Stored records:
━━━
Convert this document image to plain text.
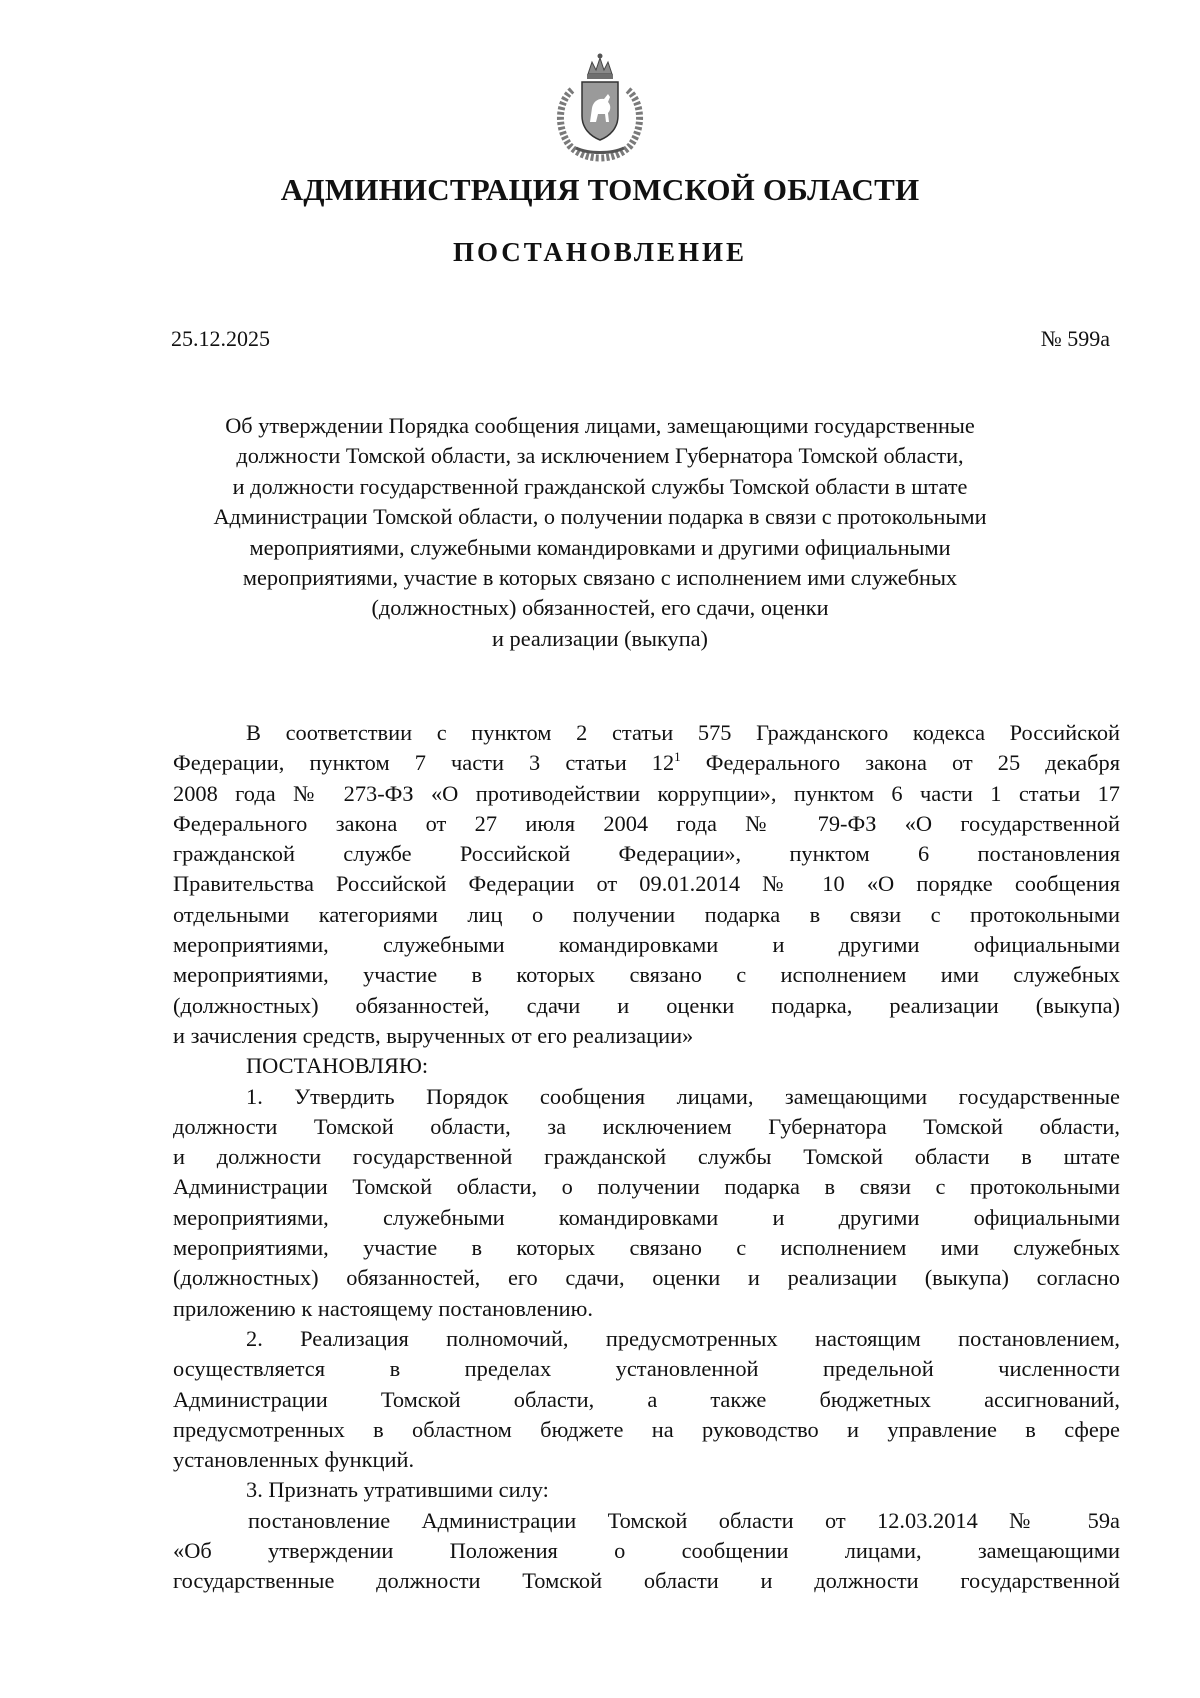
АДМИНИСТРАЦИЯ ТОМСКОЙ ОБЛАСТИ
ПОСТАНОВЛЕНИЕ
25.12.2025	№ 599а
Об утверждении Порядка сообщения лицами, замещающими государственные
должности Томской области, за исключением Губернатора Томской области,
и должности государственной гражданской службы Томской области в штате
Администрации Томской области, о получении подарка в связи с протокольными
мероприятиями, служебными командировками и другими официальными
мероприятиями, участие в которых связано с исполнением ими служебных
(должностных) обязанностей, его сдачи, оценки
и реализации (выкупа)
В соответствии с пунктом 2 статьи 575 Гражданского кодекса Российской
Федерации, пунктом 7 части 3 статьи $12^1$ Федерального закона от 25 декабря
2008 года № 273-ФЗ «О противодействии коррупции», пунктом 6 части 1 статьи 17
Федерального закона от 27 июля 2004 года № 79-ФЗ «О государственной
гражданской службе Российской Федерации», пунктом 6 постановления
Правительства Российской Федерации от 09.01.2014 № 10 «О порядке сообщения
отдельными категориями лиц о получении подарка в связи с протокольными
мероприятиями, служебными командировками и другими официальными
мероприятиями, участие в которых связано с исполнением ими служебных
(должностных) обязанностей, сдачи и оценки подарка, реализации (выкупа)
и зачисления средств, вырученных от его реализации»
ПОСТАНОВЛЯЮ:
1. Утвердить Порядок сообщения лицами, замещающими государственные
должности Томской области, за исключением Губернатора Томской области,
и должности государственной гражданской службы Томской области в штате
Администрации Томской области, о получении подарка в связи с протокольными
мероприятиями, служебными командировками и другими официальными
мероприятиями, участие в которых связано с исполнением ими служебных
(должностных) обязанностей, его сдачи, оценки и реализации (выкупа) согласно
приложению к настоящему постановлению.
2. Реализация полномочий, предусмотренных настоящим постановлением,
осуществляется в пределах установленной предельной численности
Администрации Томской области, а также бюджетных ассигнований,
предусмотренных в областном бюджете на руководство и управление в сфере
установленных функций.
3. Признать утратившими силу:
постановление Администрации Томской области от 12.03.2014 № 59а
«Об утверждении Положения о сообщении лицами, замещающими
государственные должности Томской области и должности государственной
━━━
**TASK PROMPT**:
State how many lines of the data include the word "Администрации", with nothing else.

**RESULT BELOW**:
4